* Begin *

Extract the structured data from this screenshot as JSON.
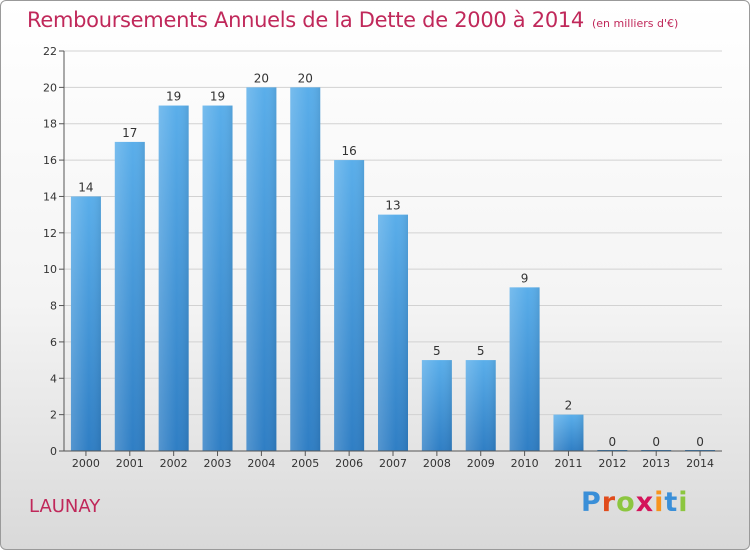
{
  "header": {
    "title": "Remboursements Annuels de la Dette de 2000 à 2014",
    "unit": "(en milliers d'€)"
  },
  "footer": {
    "place": "LAUNAY",
    "logo_letters": [
      "P",
      "r",
      "o",
      "x",
      "i",
      "t",
      "i"
    ],
    "logo_colors": [
      "#3a8fd8",
      "#e04b1b",
      "#8cc63f",
      "#d4145a",
      "#f7941d",
      "#3a8fd8",
      "#8cc63f"
    ]
  },
  "chart_data": {
    "type": "bar",
    "categories": [
      "2000",
      "2001",
      "2002",
      "2003",
      "2004",
      "2005",
      "2006",
      "2007",
      "2008",
      "2009",
      "2010",
      "2011",
      "2012",
      "2013",
      "2014"
    ],
    "values": [
      14,
      17,
      19,
      19,
      20,
      20,
      16,
      13,
      5,
      5,
      9,
      2,
      0,
      0,
      0
    ],
    "ylim": [
      0,
      22
    ],
    "yticks": [
      0,
      2,
      4,
      6,
      8,
      10,
      12,
      14,
      16,
      18,
      20,
      22
    ],
    "grid": true,
    "bar_color_top": "#5aaeea",
    "bar_color_bottom": "#2f7ec4"
  }
}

* End *

**Objective**
Write out the listing above again, exactly, but with no pictures in the copy.

**Correct output**
Extract the structured data from this screenshot as JSON.
{
  "header": {
    "title": "Remboursements Annuels de la Dette de 2000 à 2014",
    "unit": "(en milliers d'€)"
  },
  "footer": {
    "place": "LAUNAY",
    "logo_letters": [
      "P",
      "r",
      "o",
      "x",
      "i",
      "t",
      "i"
    ],
    "logo_colors": [
      "#3a8fd8",
      "#e04b1b",
      "#8cc63f",
      "#d4145a",
      "#f7941d",
      "#3a8fd8",
      "#8cc63f"
    ]
  },
  "chart_data": {
    "type": "bar",
    "categories": [
      "2000",
      "2001",
      "2002",
      "2003",
      "2004",
      "2005",
      "2006",
      "2007",
      "2008",
      "2009",
      "2010",
      "2011",
      "2012",
      "2013",
      "2014"
    ],
    "values": [
      14,
      17,
      19,
      19,
      20,
      20,
      16,
      13,
      5,
      5,
      9,
      2,
      0,
      0,
      0
    ],
    "ylim": [
      0,
      22
    ],
    "yticks": [
      0,
      2,
      4,
      6,
      8,
      10,
      12,
      14,
      16,
      18,
      20,
      22
    ],
    "grid": true,
    "bar_color_top": "#5aaeea",
    "bar_color_bottom": "#2f7ec4"
  }
}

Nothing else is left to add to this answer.